** SUPPLIED RECORDS **

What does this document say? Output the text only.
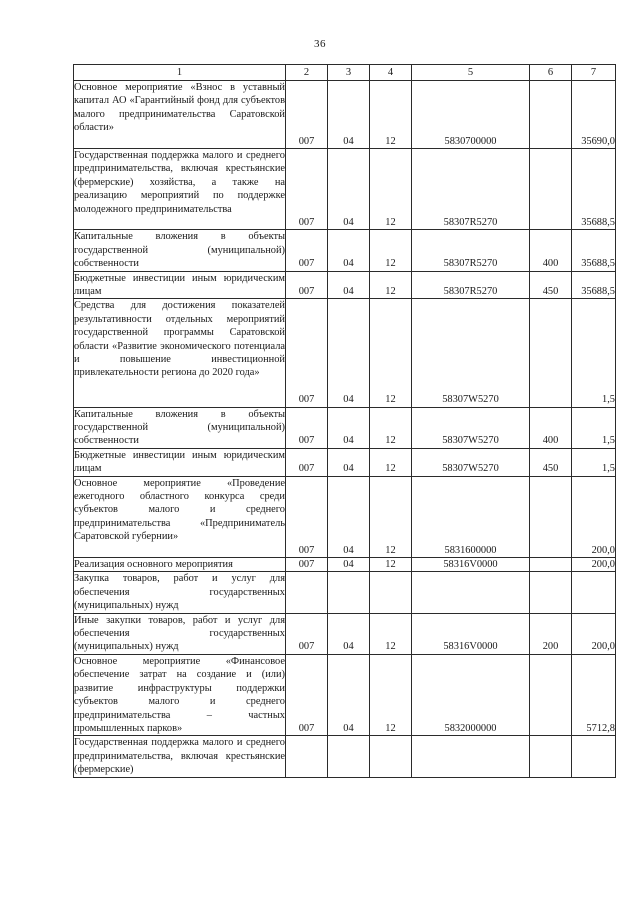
36
1	2	3	4	5	6	7
Основное мероприятие «Взнос в уставный капитал АО «Гарантийный фонд для субъектов малого предпринимательства Саратовской области»	007	04	12	5830700000		35690,0

Государственная поддержка малого и среднего предпринимательства, включая крестьянские (фермерские) хозяйства, а также на реализацию мероприятий по поддержке молодежного предпринимательства	007	04	12	58307R5270		35688,5

Капитальные вложения в объекты государственной (муниципальной) собственности	007	04	12	58307R5270	400	35688,5

Бюджетные инвестиции иным юридическим лицам	007	04	12	58307R5270	450	35688,5

Средства для достижения показателей результативности отдельных мероприятий государственной программы Саратовской области «Развитие экономического потенциала и повышение инвестиционной привлекательности региона до 2020 года»	007	04	12	58307W5270		1,5

Капитальные вложения в объекты государственной (муниципальной) собственности	007	04	12	58307W5270	400	1,5

Бюджетные инвестиции иным юридическим лицам	007	04	12	58307W5270	450	1,5

Основное мероприятие «Проведение ежегодного областного конкурса среди субъектов малого и среднего предпринимательства «Предприниматель Саратовской губернии»	007	04	12	5831600000		200,0

Реализация основного мероприятия	007	04	12	58316V0000		200,0

Закупка товаров, работ и услуг для обеспечения государственных (муниципальных) нужд	

Иные закупки товаров, работ и услуг для обеспечения государственных (муниципальных) нужд	007	04	12	58316V0000	200	200,0

Основное мероприятие «Финансовое обеспечение затрат на создание и (или) развитие инфраструктуры поддержки субъектов малого и среднего предпринимательства – частных промышленных парков»	007	04	12	5832000000		5712,8

Государственная поддержка малого и среднего предпринимательства, включая крестьянские (фермерские)	
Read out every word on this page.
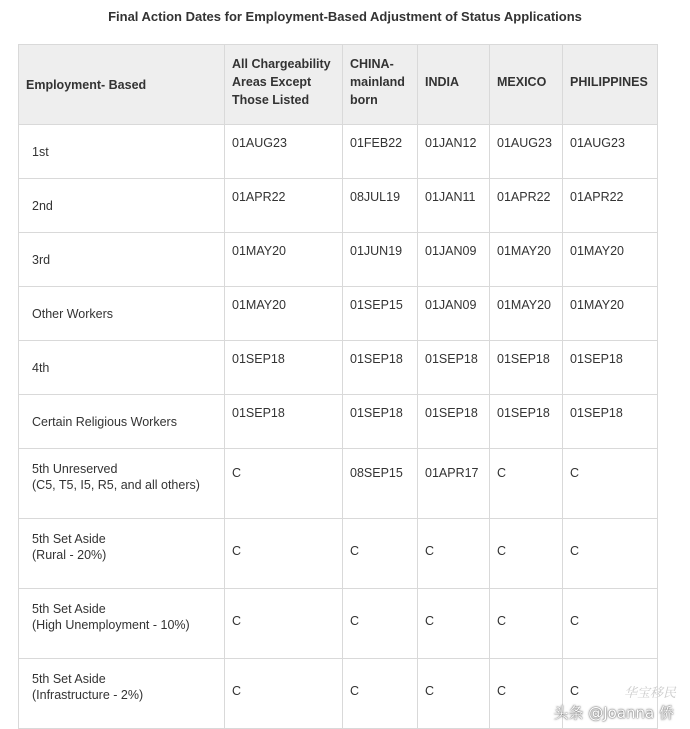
Final Action Dates for Employment-Based Adjustment of Status Applications
Employment- Based	All Chargeability
Areas Except
Those Listed	CHINA-
mainland
born	INDIA	MEXICO	PHILIPPINES
1st	01AUG23	01FEB22	01JAN12	01AUG23	01AUG23
2nd	01APR22	08JUL19	01JAN11	01APR22	01APR22
3rd	01MAY20	01JUN19	01JAN09	01MAY20	01MAY20
Other Workers	01MAY20	01SEP15	01JAN09	01MAY20	01MAY20
4th	01SEP18	01SEP18	01SEP18	01SEP18	01SEP18
Certain Religious Workers	01SEP18	01SEP18	01SEP18	01SEP18	01SEP18

5th Unreserved
(C5, T5, I5, R5, and all others)	C	08SEP15	01APR17	C	C

5th Set Aside
(Rural - 20%)	C	C	C	C	C

5th Set Aside
(High Unemployment - 10%)	C	C	C	C	C

5th Set Aside
(Infrastructure - 2%)	C	C	C	C	C	华宝移民
头条 @Joanna 侨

** TASK DETAILS **
Strip the images and reproduce the remaining records precisely.

** EXERCISE OUTPUT **
What does this document say? Output the text only.
36
1	2	3	4	5	6	7
Основное мероприятие «Взнос в уставный капитал АО «Гарантийный фонд для субъектов малого предпринимательства Саратовской области»	007	04	12	5830700000		35690,0

Государственная поддержка малого и среднего предпринимательства, включая крестьянские (фермерские) хозяйства, а также на реализацию мероприятий по поддержке молодежного предпринимательства	007	04	12	58307R5270		35688,5

Капитальные вложения в объекты государственной (муниципальной) собственности	007	04	12	58307R5270	400	35688,5

Бюджетные инвестиции иным юридическим лицам	007	04	12	58307R5270	450	35688,5

Средства для достижения показателей результативности отдельных мероприятий государственной программы Саратовской области «Развитие экономического потенциала и повышение инвестиционной привлекательности региона до 2020 года»	007	04	12	58307W5270		1,5

Капитальные вложения в объекты государственной (муниципальной) собственности	007	04	12	58307W5270	400	1,5

Бюджетные инвестиции иным юридическим лицам	007	04	12	58307W5270	450	1,5

Основное мероприятие «Проведение ежегодного областного конкурса среди субъектов малого и среднего предпринимательства «Предприниматель Саратовской губернии»	007	04	12	5831600000		200,0

Реализация основного мероприятия	007	04	12	58316V0000		200,0

Закупка товаров, работ и услуг для обеспечения государственных (муниципальных) нужд	

Иные закупки товаров, работ и услуг для обеспечения государственных (муниципальных) нужд	007	04	12	58316V0000	200	200,0

Основное мероприятие «Финансовое обеспечение затрат на создание и (или) развитие инфраструктуры поддержки субъектов малого и среднего предпринимательства – частных промышленных парков»	007	04	12	5832000000		5712,8

Государственная поддержка малого и среднего предпринимательства, включая крестьянские (фермерские)	
Read out every word on this page.
Final Action Dates for Employment-Based Adjustment of Status Applications
Employment- Based	All Chargeability
Areas Except
Those Listed	CHINA-
mainland
born	INDIA	MEXICO	PHILIPPINES
1st	01AUG23	01FEB22	01JAN12	01AUG23	01AUG23
2nd	01APR22	08JUL19	01JAN11	01APR22	01APR22
3rd	01MAY20	01JUN19	01JAN09	01MAY20	01MAY20
Other Workers	01MAY20	01SEP15	01JAN09	01MAY20	01MAY20
4th	01SEP18	01SEP18	01SEP18	01SEP18	01SEP18
Certain Religious Workers	01SEP18	01SEP18	01SEP18	01SEP18	01SEP18

5th Unreserved
(C5, T5, I5, R5, and all others)	C	08SEP15	01APR17	C	C

5th Set Aside
(Rural - 20%)	C	C	C	C	C

5th Set Aside
(High Unemployment - 10%)	C	C	C	C	C

5th Set Aside
(Infrastructure - 2%)	C	C	C	C	C	华宝移民
头条 @Joanna 侨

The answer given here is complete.